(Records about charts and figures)
-=-=-

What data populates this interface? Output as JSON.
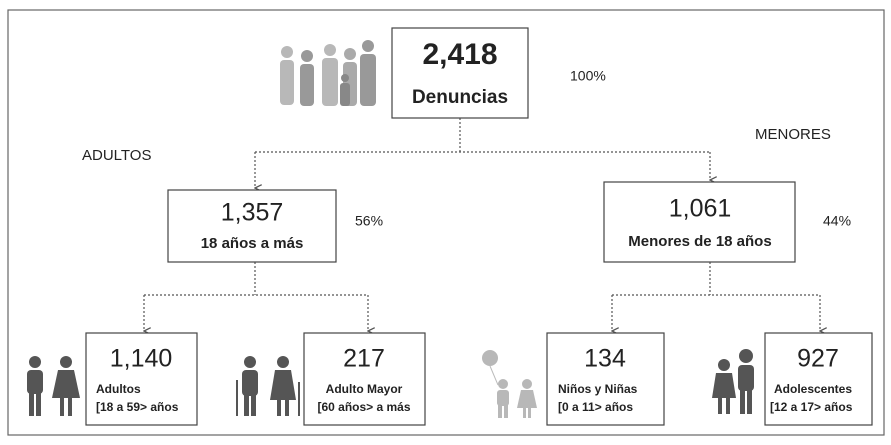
{
  "root": {
    "value": "2,418",
    "label": "Denuncias",
    "percent": "100%"
  },
  "groups": [
    "ADULTOS",
    "MENORES"
  ],
  "level2": [
    {
      "value": "1,357",
      "label": "18 años a más",
      "percent": "56%"
    },
    {
      "value": "1,061",
      "label": "Menores de 18 años",
      "percent": "44%"
    }
  ],
  "level3": [
    {
      "value": "1,140",
      "label": "Adultos",
      "range": "[18 a 59> años"
    },
    {
      "value": "217",
      "label": "Adulto Mayor",
      "range": "[60 años> a más"
    },
    {
      "value": "134",
      "label": "Niños y Niñas",
      "range": "[0 a 11> años"
    },
    {
      "value": "927",
      "label": "Adolescentes",
      "range": "[12 a 17> años"
    }
  ]
}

-=-=-

§ **Set task**
Transcribe the full listing above exactly, with the images removed.

§ **Solution**
What data populates this interface? Output as JSON.
{
  "root": {
    "value": "2,418",
    "label": "Denuncias",
    "percent": "100%"
  },
  "groups": [
    "ADULTOS",
    "MENORES"
  ],
  "level2": [
    {
      "value": "1,357",
      "label": "18 años a más",
      "percent": "56%"
    },
    {
      "value": "1,061",
      "label": "Menores de 18 años",
      "percent": "44%"
    }
  ],
  "level3": [
    {
      "value": "1,140",
      "label": "Adultos",
      "range": "[18 a 59> años"
    },
    {
      "value": "217",
      "label": "Adulto Mayor",
      "range": "[60 años> a más"
    },
    {
      "value": "134",
      "label": "Niños y Niñas",
      "range": "[0 a 11> años"
    },
    {
      "value": "927",
      "label": "Adolescentes",
      "range": "[12 a 17> años"
    }
  ]
}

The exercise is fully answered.